++++ Data provided

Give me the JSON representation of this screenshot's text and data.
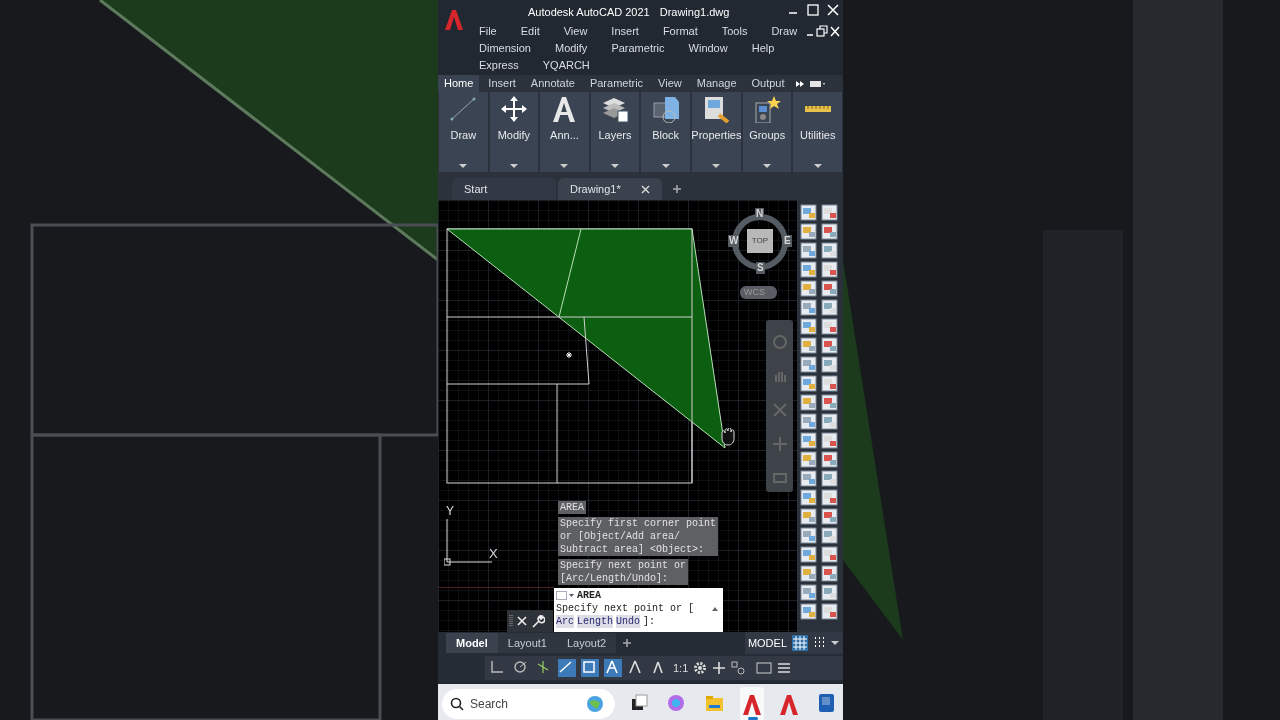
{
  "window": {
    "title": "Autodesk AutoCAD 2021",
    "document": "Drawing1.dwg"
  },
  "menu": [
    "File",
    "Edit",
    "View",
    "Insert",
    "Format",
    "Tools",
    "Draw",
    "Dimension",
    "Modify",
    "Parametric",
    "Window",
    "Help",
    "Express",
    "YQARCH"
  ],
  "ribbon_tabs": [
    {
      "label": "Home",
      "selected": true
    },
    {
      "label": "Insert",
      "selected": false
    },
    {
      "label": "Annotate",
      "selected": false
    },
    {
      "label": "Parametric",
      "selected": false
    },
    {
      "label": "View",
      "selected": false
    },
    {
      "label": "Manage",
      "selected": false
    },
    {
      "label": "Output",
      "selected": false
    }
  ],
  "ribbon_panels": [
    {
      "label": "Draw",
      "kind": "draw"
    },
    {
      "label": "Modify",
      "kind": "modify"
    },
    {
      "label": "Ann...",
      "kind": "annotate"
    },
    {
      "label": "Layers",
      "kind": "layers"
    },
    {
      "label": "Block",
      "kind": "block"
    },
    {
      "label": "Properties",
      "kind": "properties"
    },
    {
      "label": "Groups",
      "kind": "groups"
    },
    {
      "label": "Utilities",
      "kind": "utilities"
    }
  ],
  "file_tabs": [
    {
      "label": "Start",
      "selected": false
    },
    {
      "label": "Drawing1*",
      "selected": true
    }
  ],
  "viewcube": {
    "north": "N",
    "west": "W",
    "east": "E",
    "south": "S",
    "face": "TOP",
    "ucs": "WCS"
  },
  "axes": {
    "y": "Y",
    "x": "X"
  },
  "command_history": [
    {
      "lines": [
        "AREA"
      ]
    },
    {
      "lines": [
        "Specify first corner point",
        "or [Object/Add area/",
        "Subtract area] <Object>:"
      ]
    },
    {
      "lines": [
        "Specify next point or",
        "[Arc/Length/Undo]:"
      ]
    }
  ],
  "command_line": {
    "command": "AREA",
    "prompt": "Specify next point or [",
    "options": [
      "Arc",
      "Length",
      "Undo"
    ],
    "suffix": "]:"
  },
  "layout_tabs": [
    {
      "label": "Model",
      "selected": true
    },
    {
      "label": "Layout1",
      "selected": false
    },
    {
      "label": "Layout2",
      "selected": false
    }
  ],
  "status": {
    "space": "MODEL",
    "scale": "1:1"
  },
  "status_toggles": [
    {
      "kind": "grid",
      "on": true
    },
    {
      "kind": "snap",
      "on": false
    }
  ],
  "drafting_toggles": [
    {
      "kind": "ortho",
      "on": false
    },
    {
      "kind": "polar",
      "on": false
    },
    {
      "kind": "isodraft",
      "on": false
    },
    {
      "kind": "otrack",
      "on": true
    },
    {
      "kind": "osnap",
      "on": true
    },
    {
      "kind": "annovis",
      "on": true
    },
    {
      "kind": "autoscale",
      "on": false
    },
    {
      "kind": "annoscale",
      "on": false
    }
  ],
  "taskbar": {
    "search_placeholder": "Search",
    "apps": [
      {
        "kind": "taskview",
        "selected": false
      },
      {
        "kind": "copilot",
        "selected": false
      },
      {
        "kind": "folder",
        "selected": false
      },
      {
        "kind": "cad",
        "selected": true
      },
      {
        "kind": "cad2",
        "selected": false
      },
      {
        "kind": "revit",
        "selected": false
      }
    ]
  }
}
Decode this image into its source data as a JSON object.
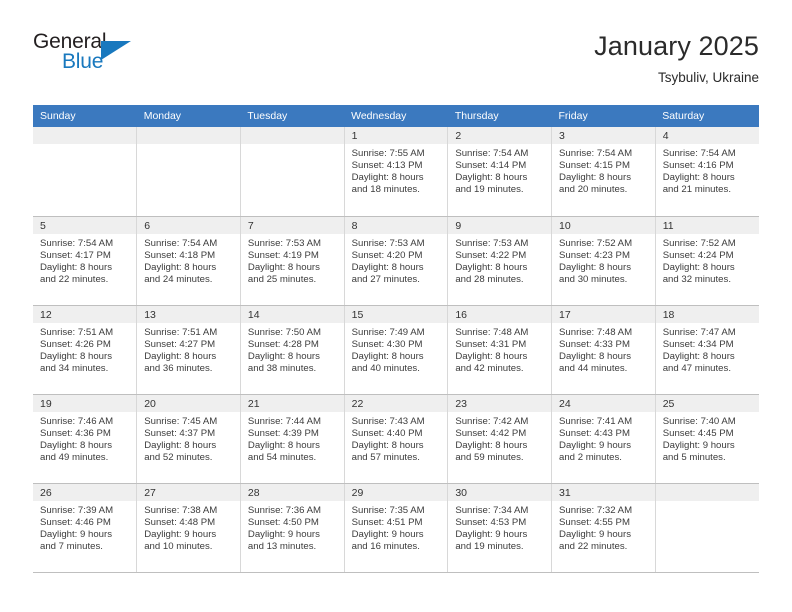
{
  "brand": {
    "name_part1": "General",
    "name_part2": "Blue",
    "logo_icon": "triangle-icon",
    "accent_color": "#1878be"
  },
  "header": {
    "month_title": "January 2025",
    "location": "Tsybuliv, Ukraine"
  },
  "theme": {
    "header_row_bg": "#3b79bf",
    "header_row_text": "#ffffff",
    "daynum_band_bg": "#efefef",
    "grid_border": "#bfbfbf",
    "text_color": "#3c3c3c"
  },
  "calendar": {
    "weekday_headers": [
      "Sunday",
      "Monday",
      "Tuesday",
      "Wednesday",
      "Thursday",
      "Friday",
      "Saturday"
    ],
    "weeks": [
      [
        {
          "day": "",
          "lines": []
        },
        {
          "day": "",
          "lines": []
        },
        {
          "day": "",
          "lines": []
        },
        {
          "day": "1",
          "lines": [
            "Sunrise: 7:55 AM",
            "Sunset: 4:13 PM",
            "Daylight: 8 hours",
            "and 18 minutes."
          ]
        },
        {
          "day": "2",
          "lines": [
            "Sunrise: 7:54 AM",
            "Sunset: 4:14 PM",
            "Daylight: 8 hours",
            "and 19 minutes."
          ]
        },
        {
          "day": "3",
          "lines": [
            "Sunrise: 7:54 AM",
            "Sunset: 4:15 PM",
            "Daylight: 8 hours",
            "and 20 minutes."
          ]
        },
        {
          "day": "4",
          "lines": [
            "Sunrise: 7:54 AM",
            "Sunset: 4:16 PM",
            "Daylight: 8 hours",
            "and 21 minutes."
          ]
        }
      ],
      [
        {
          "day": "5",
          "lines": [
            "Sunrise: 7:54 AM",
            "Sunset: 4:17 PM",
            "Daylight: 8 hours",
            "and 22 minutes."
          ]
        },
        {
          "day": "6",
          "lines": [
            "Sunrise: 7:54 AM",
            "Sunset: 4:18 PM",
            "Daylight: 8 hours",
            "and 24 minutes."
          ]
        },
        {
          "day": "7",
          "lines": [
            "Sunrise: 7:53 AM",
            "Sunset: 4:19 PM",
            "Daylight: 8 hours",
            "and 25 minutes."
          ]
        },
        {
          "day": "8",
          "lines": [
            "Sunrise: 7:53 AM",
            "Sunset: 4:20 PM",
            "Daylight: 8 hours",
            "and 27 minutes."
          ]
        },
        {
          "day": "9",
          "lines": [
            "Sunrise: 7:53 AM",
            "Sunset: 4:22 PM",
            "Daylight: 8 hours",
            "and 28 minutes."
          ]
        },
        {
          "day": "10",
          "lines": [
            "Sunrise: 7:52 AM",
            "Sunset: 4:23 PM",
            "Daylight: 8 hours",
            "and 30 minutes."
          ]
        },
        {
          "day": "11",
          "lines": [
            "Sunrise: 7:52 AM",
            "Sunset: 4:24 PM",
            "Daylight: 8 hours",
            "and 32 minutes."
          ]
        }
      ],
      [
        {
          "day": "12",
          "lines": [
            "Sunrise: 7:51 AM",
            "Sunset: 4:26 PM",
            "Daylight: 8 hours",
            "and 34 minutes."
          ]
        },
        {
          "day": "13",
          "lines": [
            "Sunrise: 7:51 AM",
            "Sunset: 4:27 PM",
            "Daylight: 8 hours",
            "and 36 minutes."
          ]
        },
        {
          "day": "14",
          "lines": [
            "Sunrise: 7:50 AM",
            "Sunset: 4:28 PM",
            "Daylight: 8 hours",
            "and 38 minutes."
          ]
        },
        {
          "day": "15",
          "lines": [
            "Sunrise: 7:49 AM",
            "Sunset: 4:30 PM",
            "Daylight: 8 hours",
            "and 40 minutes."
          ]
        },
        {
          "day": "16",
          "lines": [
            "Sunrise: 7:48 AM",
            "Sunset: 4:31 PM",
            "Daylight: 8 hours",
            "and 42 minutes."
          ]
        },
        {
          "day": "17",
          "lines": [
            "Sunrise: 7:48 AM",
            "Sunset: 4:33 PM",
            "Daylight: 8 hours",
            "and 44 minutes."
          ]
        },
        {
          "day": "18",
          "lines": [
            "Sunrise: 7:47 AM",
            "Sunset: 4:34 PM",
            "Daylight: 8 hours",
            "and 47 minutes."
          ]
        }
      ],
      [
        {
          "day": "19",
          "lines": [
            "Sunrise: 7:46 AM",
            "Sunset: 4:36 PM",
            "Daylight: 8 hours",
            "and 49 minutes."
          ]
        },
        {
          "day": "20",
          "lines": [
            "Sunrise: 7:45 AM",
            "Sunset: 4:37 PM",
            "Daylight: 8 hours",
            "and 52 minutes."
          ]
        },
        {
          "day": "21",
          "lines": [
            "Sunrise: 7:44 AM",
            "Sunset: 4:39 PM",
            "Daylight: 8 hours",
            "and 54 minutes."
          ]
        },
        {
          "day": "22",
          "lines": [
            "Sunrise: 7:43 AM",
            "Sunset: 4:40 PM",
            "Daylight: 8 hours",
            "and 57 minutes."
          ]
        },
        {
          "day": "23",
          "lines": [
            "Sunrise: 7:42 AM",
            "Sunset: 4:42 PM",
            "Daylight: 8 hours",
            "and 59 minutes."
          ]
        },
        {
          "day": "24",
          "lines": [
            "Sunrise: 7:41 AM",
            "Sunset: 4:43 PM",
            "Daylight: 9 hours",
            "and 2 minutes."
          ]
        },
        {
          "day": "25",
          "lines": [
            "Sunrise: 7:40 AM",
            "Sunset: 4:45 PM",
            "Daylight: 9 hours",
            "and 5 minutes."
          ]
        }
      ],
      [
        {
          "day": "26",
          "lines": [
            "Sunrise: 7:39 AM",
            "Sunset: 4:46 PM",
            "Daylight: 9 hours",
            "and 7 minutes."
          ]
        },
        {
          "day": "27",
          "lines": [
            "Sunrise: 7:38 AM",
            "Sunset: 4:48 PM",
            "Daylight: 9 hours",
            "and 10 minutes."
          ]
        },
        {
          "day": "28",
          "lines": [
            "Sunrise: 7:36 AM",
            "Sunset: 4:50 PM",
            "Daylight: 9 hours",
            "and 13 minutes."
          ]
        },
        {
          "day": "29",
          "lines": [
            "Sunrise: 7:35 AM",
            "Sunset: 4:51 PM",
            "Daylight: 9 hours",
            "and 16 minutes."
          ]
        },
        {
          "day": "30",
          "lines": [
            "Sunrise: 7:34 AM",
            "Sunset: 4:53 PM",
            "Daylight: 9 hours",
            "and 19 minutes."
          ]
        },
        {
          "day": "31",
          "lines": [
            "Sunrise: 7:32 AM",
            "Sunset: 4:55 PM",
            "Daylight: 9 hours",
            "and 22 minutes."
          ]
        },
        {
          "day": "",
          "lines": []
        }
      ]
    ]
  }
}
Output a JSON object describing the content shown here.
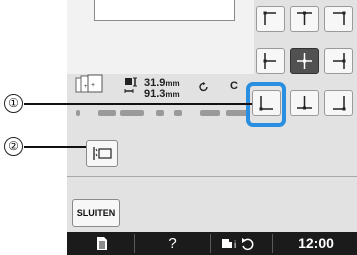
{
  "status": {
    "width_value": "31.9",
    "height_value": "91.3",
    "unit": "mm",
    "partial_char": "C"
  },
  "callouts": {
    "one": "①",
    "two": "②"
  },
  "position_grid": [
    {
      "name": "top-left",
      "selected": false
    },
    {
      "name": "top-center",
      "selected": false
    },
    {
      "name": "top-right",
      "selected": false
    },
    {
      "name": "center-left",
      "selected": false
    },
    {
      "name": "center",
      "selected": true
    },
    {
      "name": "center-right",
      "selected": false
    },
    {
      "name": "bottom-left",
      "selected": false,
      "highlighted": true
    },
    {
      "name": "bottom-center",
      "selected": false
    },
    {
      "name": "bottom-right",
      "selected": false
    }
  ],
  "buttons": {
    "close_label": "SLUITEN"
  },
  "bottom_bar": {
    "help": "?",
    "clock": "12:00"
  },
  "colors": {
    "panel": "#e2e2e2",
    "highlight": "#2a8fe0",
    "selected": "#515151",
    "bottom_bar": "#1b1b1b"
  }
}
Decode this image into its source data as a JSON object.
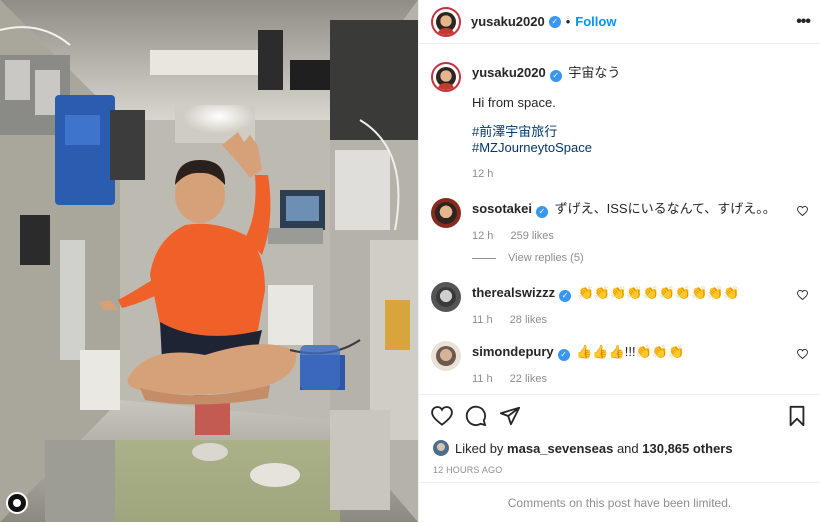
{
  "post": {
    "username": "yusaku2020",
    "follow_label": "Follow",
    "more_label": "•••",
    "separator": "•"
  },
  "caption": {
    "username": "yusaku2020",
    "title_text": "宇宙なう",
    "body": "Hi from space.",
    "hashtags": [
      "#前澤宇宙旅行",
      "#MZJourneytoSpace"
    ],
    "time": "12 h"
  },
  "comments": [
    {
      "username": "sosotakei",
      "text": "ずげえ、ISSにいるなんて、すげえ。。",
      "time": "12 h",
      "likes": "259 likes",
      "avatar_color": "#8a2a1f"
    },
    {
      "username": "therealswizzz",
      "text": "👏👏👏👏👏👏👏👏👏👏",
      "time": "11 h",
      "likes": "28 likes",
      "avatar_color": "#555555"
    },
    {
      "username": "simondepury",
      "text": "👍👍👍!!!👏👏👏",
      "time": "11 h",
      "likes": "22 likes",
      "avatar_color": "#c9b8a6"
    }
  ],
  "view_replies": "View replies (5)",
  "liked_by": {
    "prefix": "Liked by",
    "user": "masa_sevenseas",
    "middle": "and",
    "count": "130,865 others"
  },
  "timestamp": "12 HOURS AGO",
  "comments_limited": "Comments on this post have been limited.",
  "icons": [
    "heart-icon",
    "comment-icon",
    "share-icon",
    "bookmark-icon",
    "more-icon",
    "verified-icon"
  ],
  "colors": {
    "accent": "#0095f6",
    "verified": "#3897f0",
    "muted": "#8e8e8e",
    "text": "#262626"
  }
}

++++++++

Description of the task:
Pull out each line holding the string "right".

Solution:
      "name": "top-right",
      "name": "center-right",
      "name": "bottom-right",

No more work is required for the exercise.